*Problem*. Output every line of the records as a Markdown table with the columns Row and Line, numbering the rows and skipping blank lines. Leave the pictures out.

*Records provided*.
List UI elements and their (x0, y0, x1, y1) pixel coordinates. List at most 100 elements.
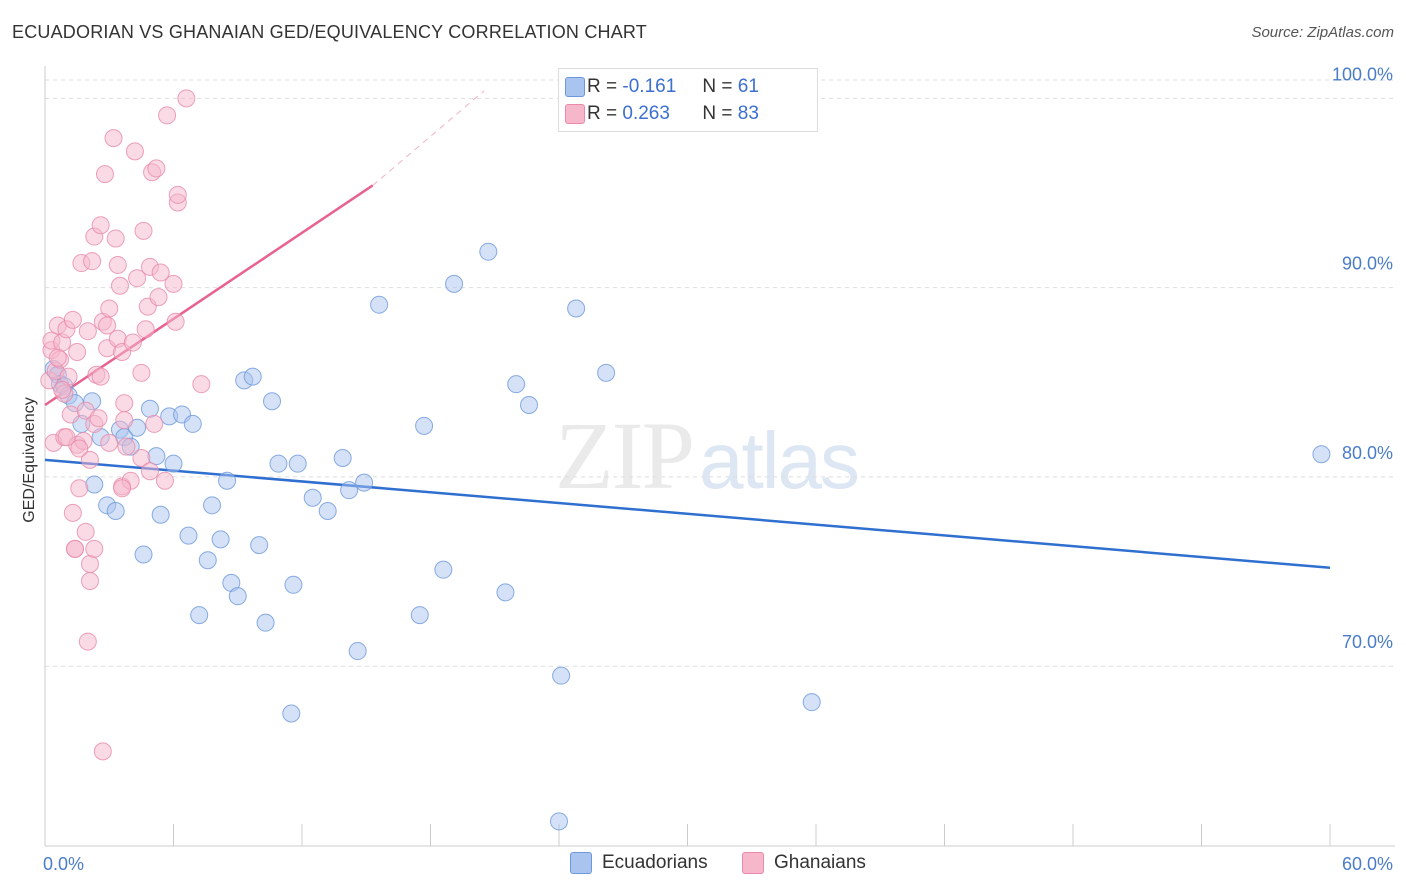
ghanaians-point (80, 572, 99, 591)
legend-r-value: -0.161 (622, 76, 677, 97)
legend-r-label: R = (587, 76, 618, 97)
ecuadorians-point (284, 575, 303, 594)
y-tick-label: 100.0% (1332, 64, 1393, 84)
ecuadorians-point (340, 481, 359, 500)
ecuadorians-point (552, 666, 571, 685)
ecuadorians-point (147, 447, 166, 466)
ghanaians-point (100, 433, 119, 452)
ecuadorians-point (415, 416, 434, 435)
ecuadorians-point (106, 501, 125, 520)
ghanaians-point (168, 185, 187, 204)
ecuadorians-point (263, 392, 282, 411)
ghanaians-point (106, 229, 125, 248)
ghanaians-point (63, 310, 82, 329)
x-tick-label-min: 0.0% (43, 854, 84, 874)
bottom-legend-ghanaians: Ghanaians (742, 852, 866, 874)
y-tick-label: 70.0% (1342, 632, 1393, 652)
ecuadorians-point (348, 642, 367, 661)
ghanaians-point (147, 159, 166, 178)
ecuadorians-point (211, 530, 230, 549)
ghanaians-point (125, 142, 144, 161)
ecuadorians-point (256, 613, 275, 632)
ghanaians-point (145, 414, 164, 433)
y-axis-title: GED/Equivalency (21, 397, 38, 522)
ghanaians-point (177, 89, 196, 108)
ghanaians-point (104, 129, 123, 148)
ghanaians-point (93, 742, 112, 761)
ghanaians-point (113, 479, 132, 498)
chart-title: ECUADORIAN VS GHANAIAN GED/EQUIVALENCY C… (12, 22, 647, 42)
ghanaians-point (78, 632, 97, 651)
legend-n-label: N = (702, 76, 733, 97)
ghanaians-point (95, 165, 114, 184)
ghanaians-point (78, 322, 97, 341)
ghanaians-point (70, 439, 89, 458)
ecuadorians-point (355, 473, 374, 492)
ecuadorians-point (479, 242, 498, 261)
ghanaians-trend-extension (372, 90, 485, 186)
ghanaians-point (140, 462, 159, 481)
axis-layer (44, 66, 1395, 847)
ghanaians-point (123, 333, 142, 352)
ghanaians-point (117, 437, 136, 456)
ecuadorians-point (802, 693, 821, 712)
ecuadorians-point (190, 606, 209, 625)
ghanaians-point (151, 263, 170, 282)
ghanaians-point (53, 380, 72, 399)
ghanaians-point (91, 367, 110, 386)
ghanaians-point (80, 554, 99, 573)
bottom-swatch-ecuadorians (570, 852, 592, 874)
ecuadorians-point (140, 399, 159, 418)
legend-n-value: 61 (737, 76, 759, 97)
ecuadorians-point (1312, 445, 1331, 464)
x-tick-label-max: 60.0% (1342, 854, 1393, 874)
ghanaians-point (136, 320, 155, 339)
ghanaians-point (100, 299, 119, 318)
ghanaians-point (61, 405, 80, 424)
ghanaians-point (89, 409, 108, 428)
ecuadorians-point (282, 704, 301, 723)
ecuadorians-point (151, 505, 170, 524)
ghanaians-point (115, 394, 134, 413)
ecuadorians-point (333, 449, 352, 467)
ecuadorians-point (85, 475, 104, 494)
ghanaians-point (98, 316, 117, 335)
ecuadorians-point (198, 551, 217, 570)
ghanaians-point (158, 106, 177, 125)
legend-r-value: 0.263 (622, 103, 670, 124)
ecuadorians-trend-line (44, 458, 1331, 570)
ecuadorians-point (218, 471, 237, 490)
legend-row-ecuadorians: R = -0.161 N = 61 (565, 73, 759, 101)
legend-n-value: 83 (737, 103, 759, 124)
legend-r-label: R = (587, 103, 618, 124)
ghanaians-point (128, 269, 147, 288)
ghanaians-point (166, 312, 185, 331)
point-layer (40, 89, 1331, 831)
ecuadorians-point (434, 560, 453, 579)
bottom-legend-ecuadorians: Ecuadorians (570, 852, 708, 874)
ghanaians-point (91, 216, 110, 235)
ecuadorians-point (318, 501, 337, 520)
bottom-swatch-ghanaians (742, 852, 764, 874)
ecuadorians-point (303, 488, 322, 507)
ecuadorians-point (203, 496, 222, 515)
ecuadorians-point (288, 454, 307, 473)
ghanaians-point (70, 479, 89, 498)
legend-n-label: N = (702, 103, 733, 124)
bottom-legend-label-ghanaians: Ghanaians (774, 852, 866, 873)
ghanaians-point (48, 348, 67, 367)
ecuadorians-point (507, 375, 526, 394)
ecuadorians-point (520, 396, 539, 415)
ghanaians-point (108, 255, 127, 274)
ghanaians-point (85, 539, 104, 558)
ecuadorians-point (370, 295, 389, 314)
ghanaians-point (149, 288, 168, 307)
ecuadorians-point (269, 454, 288, 473)
ghanaians-point (115, 411, 134, 430)
ghanaians-point (192, 375, 211, 394)
chart-source: Source: ZipAtlas.com (1251, 24, 1394, 41)
legend-swatch-ghanaians (565, 104, 585, 124)
ghanaians-point (65, 539, 84, 558)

*Output below*.
| Row | Line |
|---|---|
| 1 | List UI elements and their (x0, y0, x1, y1) pixel coordinates. List at most 100 elements. |
| 2 | ghanaians-point (80, 572, 99, 591) |
| 3 | legend-r-value: -0.161 (622, 76, 677, 97) |
| 4 | legend-r-label: R = (587, 76, 618, 97) |
| 5 | ecuadorians-point (284, 575, 303, 594) |
| 6 | y-tick-label: 100.0% (1332, 64, 1393, 84) |
| 7 | ecuadorians-point (340, 481, 359, 500) |
| 8 | ecuadorians-point (552, 666, 571, 685) |
| 9 | ecuadorians-point (147, 447, 166, 466) |
| 10 | ghanaians-point (100, 433, 119, 452) |
| 11 | ecuadorians-point (415, 416, 434, 435) |
| 12 | ecuadorians-point (106, 501, 125, 520) |
| 13 | ghanaians-point (168, 185, 187, 204) |
| 14 | ecuadorians-point (263, 392, 282, 411) |
| 15 | ghanaians-point (106, 229, 125, 248) |
| 16 | ghanaians-point (63, 310, 82, 329) |
| 17 | x-tick-label-min: 0.0% (43, 854, 84, 874) |
| 18 | bottom-legend-ghanaians: Ghanaians (742, 852, 866, 874) |
| 19 | y-tick-label: 70.0% (1342, 632, 1393, 652) |
| 20 | ecuadorians-point (348, 642, 367, 661) |
| 21 | ghanaians-point (147, 159, 166, 178) |
| 22 | ecuadorians-point (211, 530, 230, 549) |
| 23 | ghanaians-point (125, 142, 144, 161) |
| 24 | ecuadorians-point (256, 613, 275, 632) |
| 25 | ghanaians-point (145, 414, 164, 433) |
| 26 | y-axis-title: GED/Equivalency (21, 397, 38, 522) |
| 27 | ghanaians-point (177, 89, 196, 108) |
| 28 | ghanaians-point (104, 129, 123, 148) |
| 29 | ghanaians-point (93, 742, 112, 761) |
| 30 | ghanaians-point (113, 479, 132, 498) |
| 31 | chart-title: ECUADORIAN VS GHANAIAN GED/EQUIVALENCY C… (12, 22, 647, 42) |
| 32 | ghanaians-point (78, 632, 97, 651) |
| 33 | legend-n-label: N = (702, 76, 733, 97) |
| 34 | ghanaians-point (95, 165, 114, 184) |
| 35 | ghanaians-point (78, 322, 97, 341) |
| 36 | ghanaians-point (70, 439, 89, 458) |
| 37 | ecuadorians-point (355, 473, 374, 492) |
| 38 | ecuadorians-point (479, 242, 498, 261) |
| 39 | ghanaians-trend-extension (372, 90, 485, 186) |
| 40 | ghanaians-point (140, 462, 159, 481) |
| 41 | axis-layer (44, 66, 1395, 847) |
| 42 | ghanaians-point (123, 333, 142, 352) |
| 43 | ghanaians-point (117, 437, 136, 456) |
| 44 | ecuadorians-point (802, 693, 821, 712) |
| 45 | ecuadorians-point (190, 606, 209, 625) |
| 46 | ghanaians-point (151, 263, 170, 282) |
| 47 | ghanaians-point (53, 380, 72, 399) |
| 48 | ghanaians-point (91, 367, 110, 386) |
| 49 | ghanaians-point (80, 554, 99, 573) |
| 50 | bottom-swatch-ecuadorians (570, 852, 592, 874) |
| 51 | ecuadorians-point (140, 399, 159, 418) |
| 52 | legend-n-value: 61 (737, 76, 759, 97) |
| 53 | ecuadorians-point (1312, 445, 1331, 464) |
| 54 | x-tick-label-max: 60.0% (1342, 854, 1393, 874) |
| 55 | ghanaians-point (136, 320, 155, 339) |
| 56 | ghanaians-point (100, 299, 119, 318) |
| 57 | ghanaians-point (61, 405, 80, 424) |
| 58 | ghanaians-point (89, 409, 108, 428) |
| 59 | ecuadorians-point (282, 704, 301, 723) |
| 60 | ecuadorians-point (151, 505, 170, 524) |
| 61 | ghanaians-point (115, 394, 134, 413) |
| 62 | ecuadorians-point (333, 449, 352, 467) |
| 63 | ecuadorians-point (85, 475, 104, 494) |
| 64 | ghanaians-point (98, 316, 117, 335) |
| 65 | ecuadorians-point (198, 551, 217, 570) |
| 66 | ghanaians-point (158, 106, 177, 125) |
| 67 | legend-r-value: 0.263 (622, 103, 670, 124) |
| 68 | ecuadorians-trend-line (44, 458, 1331, 570) |
| 69 | ecuadorians-point (218, 471, 237, 490) |
| 70 | legend-row-ecuadorians: R = -0.161 N = 61 (565, 73, 759, 101) |
| 71 | legend-n-value: 83 (737, 103, 759, 124) |
| 72 | legend-r-label: R = (587, 103, 618, 124) |
| 73 | ghanaians-point (128, 269, 147, 288) |
| 74 | ghanaians-point (166, 312, 185, 331) |
| 75 | point-layer (40, 89, 1331, 831) |
| 76 | ecuadorians-point (434, 560, 453, 579) |
| 77 | bottom-legend-ecuadorians: Ecuadorians (570, 852, 708, 874) |
| 78 | ghanaians-point (91, 216, 110, 235) |
| 79 | ecuadorians-point (318, 501, 337, 520) |
| 80 | bottom-swatch-ghanaians (742, 852, 764, 874) |
| 81 | ecuadorians-point (303, 488, 322, 507) |
| 82 | ecuadorians-point (203, 496, 222, 515) |
| 83 | ecuadorians-point (288, 454, 307, 473) |
| 84 | ghanaians-point (70, 479, 89, 498) |
| 85 | legend-n-label: N = (702, 103, 733, 124) |
| 86 | bottom-legend-label-ghanaians: Ghanaians (774, 852, 866, 873) |
| 87 | ghanaians-point (48, 348, 67, 367) |
| 88 | ecuadorians-point (507, 375, 526, 394) |
| 89 | ecuadorians-point (520, 396, 539, 415) |
| 90 | ghanaians-point (108, 255, 127, 274) |
| 91 | ghanaians-point (85, 539, 104, 558) |
| 92 | ecuadorians-point (370, 295, 389, 314) |
| 93 | ghanaians-point (149, 288, 168, 307) |
| 94 | ecuadorians-point (269, 454, 288, 473) |
| 95 | ghanaians-point (115, 411, 134, 430) |
| 96 | ghanaians-point (192, 375, 211, 394) |
| 97 | chart-source: Source: ZipAtlas.com (1251, 24, 1394, 41) |
| 98 | legend-swatch-ghanaians (565, 104, 585, 124) |
| 99 | ghanaians-point (65, 539, 84, 558) |